SOURCE EXTRACT —
Economy of New Mexico
|Economy of New Mexico|
New Mexico State Quarter
|Output and standard of living|
|Gross state product||$79,678 million|
|Income per capita||$33,837 |
|Labor force size||934,200|
|Inequality and poverty|
|State budget expenditures||$6,080 million|
|Tax revenue||$4,413.988 million|
Oil and gas production, tourism, and federal government spending are important drivers of New Mexico's economy. State government has an elaborate system of tax credits and technical assistance to promote job growth and business investment, especially in new technologies.
In 2010 New Mexico's Gross Domestic Product was $79.7 billion. In 2007 the per capita personal income was $31,474 (rank 43rd in the nation). In 2005 the percentage of persons below the poverty level was 18.4%. The New Mexico Tourism Department estimates that in Fiscal Year 2006 the travel industry in New Mexico generated expenditures of $6.5 billion.
|New Mexico Industries by 2004 Taxable Gross Receipts (000s)|
|Other Services (excluding Public Administration)||4,939,187|
|Professional, Scientific and Technology Services||3,708,527|
|Accommodation and Food Services||2,438,460|
|Health Care and Social Assistance||1,897,471|
|Mining and Oil and Gas Extraction||1,238,211|
|Information and Cultural Industries||849,902|
|Real Estate and Rental and Leasing||544,739|
|Finance and Insurance||254,223|
|Transportation and Warehousing||221,457|
|Arts, Entertainment and Recreation||124,017|
|Admin & Support, Waste Management & Remediation||73,062|
|Agriculture, Forestry, Fishing and Hunting||71,853|
|Management of Companies and Enterprises||48,714|
|Source: State of New Mexico Department of Labor|
Agricultural and mining
Cattle and dairy products top the list of major animal products of New Mexico. Cattle, sheep, and other livestock graze most of the arable land of the state throughout the year.

WORK TO COMPLETE —
1. From the text on the economy of New Mexico, quote the part that opens with the words containing "In 2010 New" and closes with "of $6.5 billion.".
2. According to the text on the economy of New Mexico, what was the state's per capita personal income in 2007, and how did it rank nationally?
3. Rewrite the paragraph of the text on the economy of New Mexico that begins "In 2010 New Mexico's Gross Domestic Product" as a bulleted list, keeping its main facts.

DATASET —
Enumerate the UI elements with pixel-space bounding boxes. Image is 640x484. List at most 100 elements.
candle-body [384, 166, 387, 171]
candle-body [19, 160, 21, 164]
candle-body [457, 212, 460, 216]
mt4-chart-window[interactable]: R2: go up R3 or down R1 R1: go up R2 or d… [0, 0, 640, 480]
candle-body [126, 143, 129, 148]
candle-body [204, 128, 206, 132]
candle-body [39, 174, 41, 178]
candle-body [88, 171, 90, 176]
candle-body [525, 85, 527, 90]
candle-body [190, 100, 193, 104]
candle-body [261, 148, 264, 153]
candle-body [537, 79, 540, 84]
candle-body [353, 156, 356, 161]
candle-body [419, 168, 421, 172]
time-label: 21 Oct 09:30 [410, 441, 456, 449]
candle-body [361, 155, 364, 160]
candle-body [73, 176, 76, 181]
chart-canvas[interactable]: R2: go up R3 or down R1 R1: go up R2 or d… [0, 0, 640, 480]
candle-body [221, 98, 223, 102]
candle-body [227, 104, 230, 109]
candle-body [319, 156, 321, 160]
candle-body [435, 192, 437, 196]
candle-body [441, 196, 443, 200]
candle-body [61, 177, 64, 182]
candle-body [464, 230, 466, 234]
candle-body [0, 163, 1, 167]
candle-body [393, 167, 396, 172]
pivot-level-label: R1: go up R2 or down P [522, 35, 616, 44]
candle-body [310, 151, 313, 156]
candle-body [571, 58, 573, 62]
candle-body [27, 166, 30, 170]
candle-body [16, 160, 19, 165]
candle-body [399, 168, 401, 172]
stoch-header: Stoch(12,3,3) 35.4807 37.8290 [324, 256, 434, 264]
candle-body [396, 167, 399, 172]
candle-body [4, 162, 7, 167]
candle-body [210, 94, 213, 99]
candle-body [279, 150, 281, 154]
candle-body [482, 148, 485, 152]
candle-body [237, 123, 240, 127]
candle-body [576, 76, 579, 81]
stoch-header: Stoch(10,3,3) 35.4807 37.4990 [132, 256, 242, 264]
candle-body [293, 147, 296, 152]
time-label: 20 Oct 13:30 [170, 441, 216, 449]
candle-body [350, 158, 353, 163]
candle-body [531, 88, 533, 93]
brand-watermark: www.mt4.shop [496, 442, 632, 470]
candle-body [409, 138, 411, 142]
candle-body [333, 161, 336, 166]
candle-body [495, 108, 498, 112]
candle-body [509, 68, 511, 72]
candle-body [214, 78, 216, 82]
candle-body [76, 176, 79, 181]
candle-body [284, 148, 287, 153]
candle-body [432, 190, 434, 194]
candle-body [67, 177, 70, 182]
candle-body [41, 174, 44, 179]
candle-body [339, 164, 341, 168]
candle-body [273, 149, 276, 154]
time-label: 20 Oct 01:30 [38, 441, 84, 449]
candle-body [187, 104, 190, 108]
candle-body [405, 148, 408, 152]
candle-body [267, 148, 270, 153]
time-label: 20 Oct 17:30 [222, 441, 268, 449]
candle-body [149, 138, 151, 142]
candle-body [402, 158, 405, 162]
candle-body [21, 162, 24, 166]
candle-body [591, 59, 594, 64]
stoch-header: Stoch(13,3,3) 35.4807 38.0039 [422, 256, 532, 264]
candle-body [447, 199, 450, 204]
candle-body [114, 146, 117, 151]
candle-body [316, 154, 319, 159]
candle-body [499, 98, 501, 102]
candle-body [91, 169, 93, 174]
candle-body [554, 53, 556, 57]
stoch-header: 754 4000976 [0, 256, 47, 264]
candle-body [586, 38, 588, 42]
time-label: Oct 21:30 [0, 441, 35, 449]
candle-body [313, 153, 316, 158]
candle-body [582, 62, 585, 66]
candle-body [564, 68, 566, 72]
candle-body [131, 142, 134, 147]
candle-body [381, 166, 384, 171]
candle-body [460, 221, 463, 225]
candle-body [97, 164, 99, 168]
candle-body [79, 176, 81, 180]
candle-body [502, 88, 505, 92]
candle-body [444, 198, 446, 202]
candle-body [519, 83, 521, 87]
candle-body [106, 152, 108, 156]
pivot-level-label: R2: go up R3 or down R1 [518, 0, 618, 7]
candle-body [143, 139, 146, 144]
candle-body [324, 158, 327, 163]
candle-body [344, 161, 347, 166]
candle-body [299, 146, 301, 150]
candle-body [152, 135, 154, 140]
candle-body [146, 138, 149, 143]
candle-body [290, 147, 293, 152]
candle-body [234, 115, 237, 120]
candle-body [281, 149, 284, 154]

RESPONSES —
1.
In 2010 New Mexico's Gross Domestic Product was $79.7 billion. In 2007 the per capita personal income was $31,474 (rank 43rd in the nation). In 2005 the percentage of persons below the poverty level was 18.4%. The New Mexico Tourism Department estimates that in Fiscal Year 2006 the travel industry in New Mexico generated expenditures of $6.5 billion.

2. It was $31,474, ranking 43rd in the nation.

3.
- 2010 Gross Domestic Product: $79.7 billion
- 2007 per capita personal income: $31,474 (43rd in the nation)
- 2005 share of persons below the poverty level: 18.4%
- Fiscal Year 2006 travel industry expenditures: $6.5 billion (New Mexico Tourism Department estimate)